Leave out the pictures, then reproduce the rest of the material exactly.

## START Records for the exercise

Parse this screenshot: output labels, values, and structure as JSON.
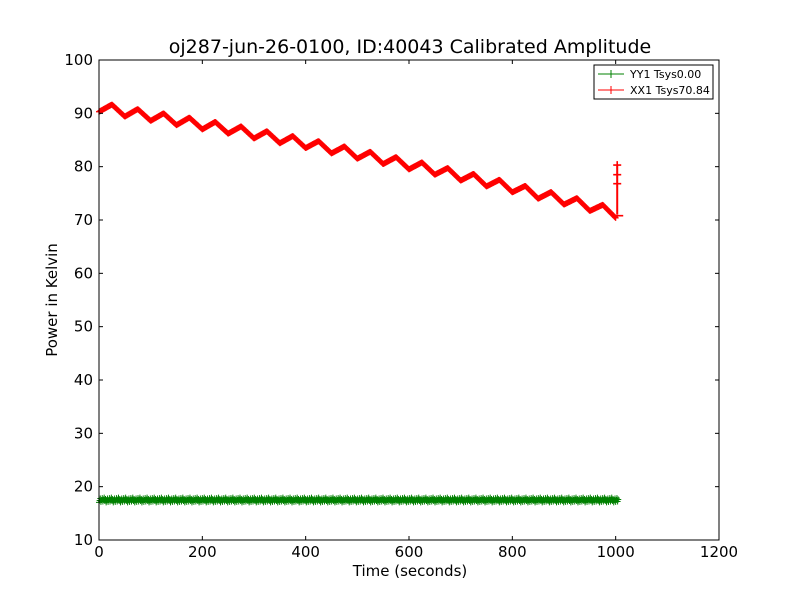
{
  "chart_data": {
    "type": "line",
    "title": "oj287-jun-26-0100, ID:40043 Calibrated Amplitude",
    "xlabel": "Time (seconds)",
    "ylabel": "Power in Kelvin",
    "xlim": [
      0,
      1200
    ],
    "ylim": [
      10,
      100
    ],
    "xticks": [
      0,
      200,
      400,
      600,
      800,
      1000,
      1200
    ],
    "yticks": [
      10,
      20,
      30,
      40,
      50,
      60,
      70,
      80,
      90,
      100
    ],
    "grid": false,
    "legend_position": "top-right",
    "series": [
      {
        "name": "YY1 Tsys0.00",
        "color": "#008000",
        "marker": "plus",
        "x_range": [
          0,
          1005
        ],
        "y_mean": 17.5,
        "y_spread": 0.9,
        "points": 800
      },
      {
        "name": "XX1 Tsys70.84",
        "color": "#ff0000",
        "marker": "plus",
        "x": [
          0,
          50,
          100,
          150,
          200,
          250,
          300,
          350,
          400,
          450,
          500,
          550,
          600,
          650,
          700,
          750,
          800,
          850,
          900,
          950,
          1000
        ],
        "y": [
          91.2,
          90.3,
          89.5,
          88.7,
          87.9,
          87.1,
          86.2,
          85.3,
          84.4,
          83.4,
          82.4,
          81.4,
          80.4,
          79.4,
          78.3,
          77.2,
          76.1,
          74.9,
          73.8,
          72.6,
          71.3
        ],
        "oscillation_amplitude": 0.9,
        "oscillation_period": 50,
        "spike": {
          "x": 1003,
          "y_from": 71.0,
          "y_to": 80.3,
          "end_y": 70.8
        }
      }
    ]
  }
}
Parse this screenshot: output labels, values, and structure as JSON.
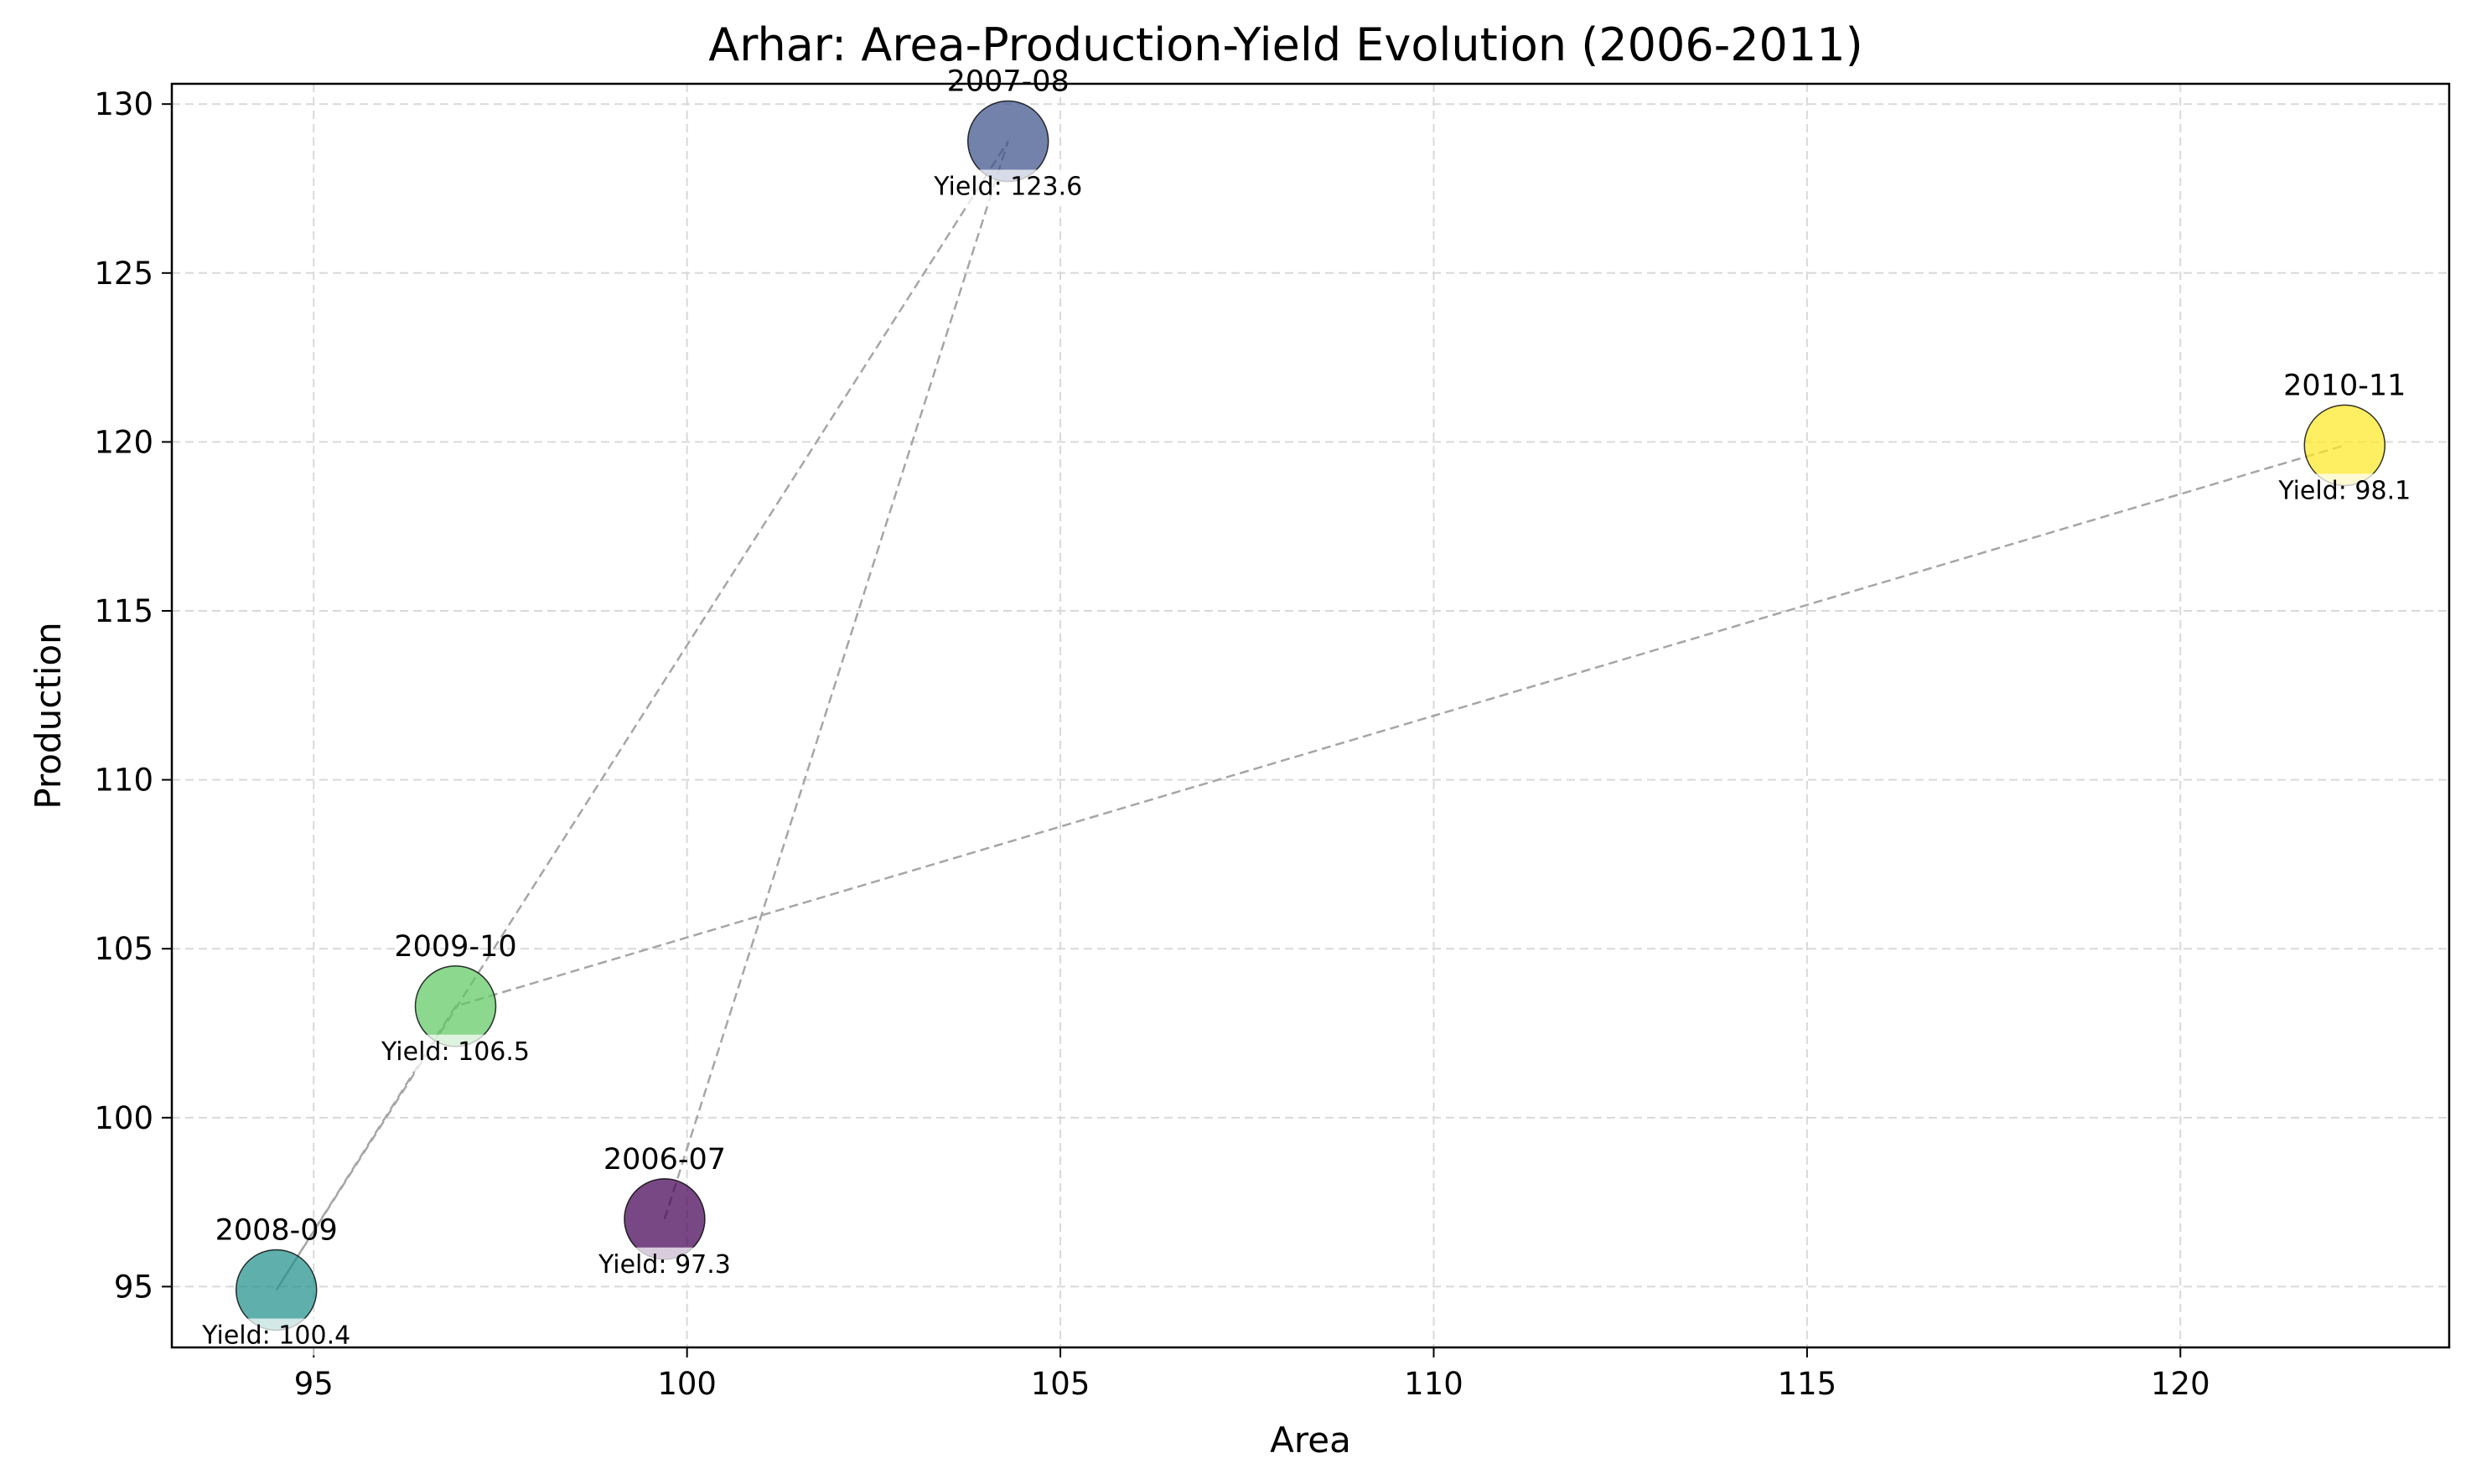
{
  "chart_data": {
    "type": "scatter",
    "title": "Arhar: Area-Production-Yield Evolution (2006-2011)",
    "xlabel": "Area",
    "ylabel": "Production",
    "xlim": [
      93.1,
      123.6
    ],
    "ylim": [
      93.2,
      130.6
    ],
    "xticks": [
      95,
      100,
      105,
      110,
      115,
      120
    ],
    "yticks": [
      95,
      100,
      105,
      110,
      115,
      120,
      125,
      130
    ],
    "grid": true,
    "connecting_line": "dashed",
    "points": [
      {
        "label": "2006-07",
        "x": 99.7,
        "y": 97.0,
        "yield_text": "Yield: 97.3",
        "color": "#440154"
      },
      {
        "label": "2007-08",
        "x": 104.3,
        "y": 128.9,
        "yield_text": "Yield: 123.6",
        "color": "#3b528b"
      },
      {
        "label": "2008-09",
        "x": 94.5,
        "y": 94.9,
        "yield_text": "Yield: 100.4",
        "color": "#21918c"
      },
      {
        "label": "2009-10",
        "x": 96.9,
        "y": 103.3,
        "yield_text": "Yield: 106.5",
        "color": "#5ec962"
      },
      {
        "label": "2010-11",
        "x": 122.2,
        "y": 119.9,
        "yield_text": "Yield: 98.1",
        "color": "#fde725"
      }
    ]
  }
}
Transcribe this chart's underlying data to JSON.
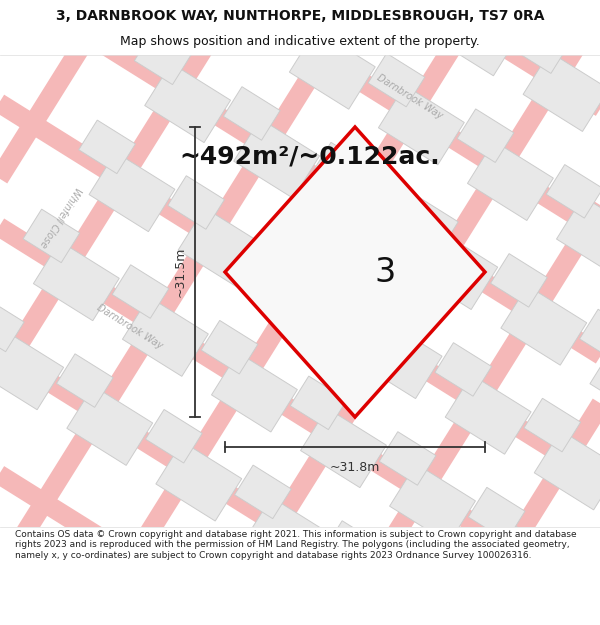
{
  "title_line1": "3, DARNBROOK WAY, NUNTHORPE, MIDDLESBROUGH, TS7 0RA",
  "title_line2": "Map shows position and indicative extent of the property.",
  "area_text": "~492m²/~0.122ac.",
  "plot_number": "3",
  "dim_width": "~31.8m",
  "dim_height": "~31.5m",
  "footer_text": "Contains OS data © Crown copyright and database right 2021. This information is subject to Crown copyright and database rights 2023 and is reproduced with the permission of HM Land Registry. The polygons (including the associated geometry, namely x, y co-ordinates) are subject to Crown copyright and database rights 2023 Ordnance Survey 100026316.",
  "bg_color": "#ffffff",
  "map_bg": "#ffffff",
  "road_outline_color": "#f5b8b8",
  "road_fill_color": "#fde8e8",
  "building_fill": "#e8e8e8",
  "building_edge": "#cccccc",
  "plot_outline_color": "#dd0000",
  "plot_fill": "#f5f5f5",
  "dim_line_color": "#333333",
  "text_color": "#111111",
  "street_label_color": "#aaaaaa",
  "title_fontsize": 10,
  "subtitle_fontsize": 9,
  "area_fontsize": 18,
  "plot_num_fontsize": 24,
  "dim_fontsize": 9,
  "footer_fontsize": 6.5
}
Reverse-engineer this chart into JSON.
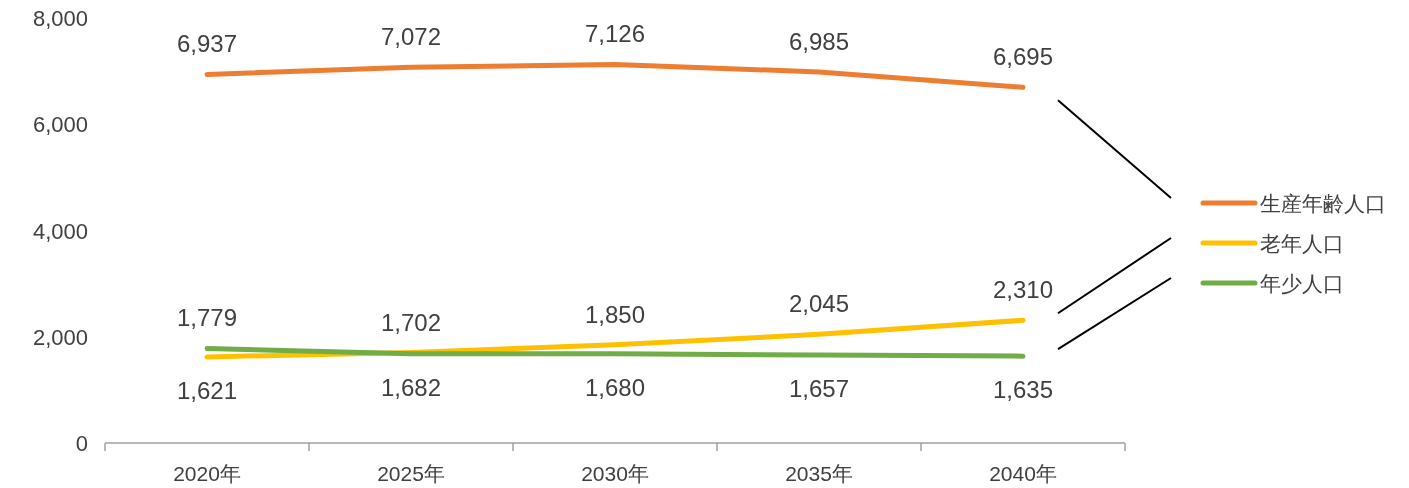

## END Records for the exercise

Task response:
Parse this screenshot: output labels, values, and structure as JSON.
{
  "chart_data": {
    "type": "line",
    "title": "oj287-jun-26-0100, ID:40043 Calibrated Amplitude",
    "xlabel": "Time (seconds)",
    "ylabel": "Power in Kelvin",
    "xlim": [
      0,
      1200
    ],
    "ylim": [
      10,
      100
    ],
    "xticks": [
      0,
      200,
      400,
      600,
      800,
      1000,
      1200
    ],
    "yticks": [
      10,
      20,
      30,
      40,
      50,
      60,
      70,
      80,
      90,
      100
    ],
    "grid": false,
    "legend_position": "top-right",
    "series": [
      {
        "name": "YY1 Tsys0.00",
        "color": "#008000",
        "marker": "plus",
        "x_range": [
          0,
          1005
        ],
        "y_mean": 17.5,
        "y_spread": 0.9,
        "points": 800
      },
      {
        "name": "XX1 Tsys70.84",
        "color": "#ff0000",
        "marker": "plus",
        "x": [
          0,
          50,
          100,
          150,
          200,
          250,
          300,
          350,
          400,
          450,
          500,
          550,
          600,
          650,
          700,
          750,
          800,
          850,
          900,
          950,
          1000
        ],
        "y": [
          91.2,
          90.3,
          89.5,
          88.7,
          87.9,
          87.1,
          86.2,
          85.3,
          84.4,
          83.4,
          82.4,
          81.4,
          80.4,
          79.4,
          78.3,
          77.2,
          76.1,
          74.9,
          73.8,
          72.6,
          71.3
        ],
        "oscillation_amplitude": 0.9,
        "oscillation_period": 50,
        "spike": {
          "x": 1003,
          "y_from": 71.0,
          "y_to": 80.3,
          "end_y": 70.8
        }
      }
    ]
  }
}
Parse this screenshot: output labels, values, and structure as JSON.
{
  "chart_data": {
    "type": "scatter",
    "title": "Arhar: Area-Production-Yield Evolution (2006-2011)",
    "xlabel": "Area",
    "ylabel": "Production",
    "xlim": [
      93.1,
      123.6
    ],
    "ylim": [
      93.2,
      130.6
    ],
    "xticks": [
      95,
      100,
      105,
      110,
      115,
      120
    ],
    "yticks": [
      95,
      100,
      105,
      110,
      115,
      120,
      125,
      130
    ],
    "grid": true,
    "connecting_line": "dashed",
    "points": [
      {
        "label": "2006-07",
        "x": 99.7,
        "y": 97.0,
        "yield_text": "Yield: 97.3",
        "color": "#440154"
      },
      {
        "label": "2007-08",
        "x": 104.3,
        "y": 128.9,
        "yield_text": "Yield: 123.6",
        "color": "#3b528b"
      },
      {
        "label": "2008-09",
        "x": 94.5,
        "y": 94.9,
        "yield_text": "Yield: 100.4",
        "color": "#21918c"
      },
      {
        "label": "2009-10",
        "x": 96.9,
        "y": 103.3,
        "yield_text": "Yield: 106.5",
        "color": "#5ec962"
      },
      {
        "label": "2010-11",
        "x": 122.2,
        "y": 119.9,
        "yield_text": "Yield: 98.1",
        "color": "#fde725"
      }
    ]
  }
}
Transcribe this chart's underlying data to JSON.
{
  "title_line1": "3, DARNBROOK WAY, NUNTHORPE, MIDDLESBROUGH, TS7 0RA",
  "title_line2": "Map shows position and indicative extent of the property.",
  "area_text": "~492m²/~0.122ac.",
  "plot_number": "3",
  "dim_width": "~31.8m",
  "dim_height": "~31.5m",
  "footer_text": "Contains OS data © Crown copyright and database right 2021. This information is subject to Crown copyright and database rights 2023 and is reproduced with the permission of HM Land Registry. The polygons (including the associated geometry, namely x, y co-ordinates) are subject to Crown copyright and database rights 2023 Ordnance Survey 100026316.",
  "bg_color": "#ffffff",
  "map_bg": "#ffffff",
  "road_outline_color": "#f5b8b8",
  "road_fill_color": "#fde8e8",
  "building_fill": "#e8e8e8",
  "building_edge": "#cccccc",
  "plot_outline_color": "#dd0000",
  "plot_fill": "#f5f5f5",
  "dim_line_color": "#333333",
  "text_color": "#111111",
  "street_label_color": "#aaaaaa",
  "title_fontsize": 10,
  "subtitle_fontsize": 9,
  "area_fontsize": 18,
  "plot_num_fontsize": 24,
  "dim_fontsize": 9,
  "footer_fontsize": 6.5
}
Reverse-engineer this chart into JSON.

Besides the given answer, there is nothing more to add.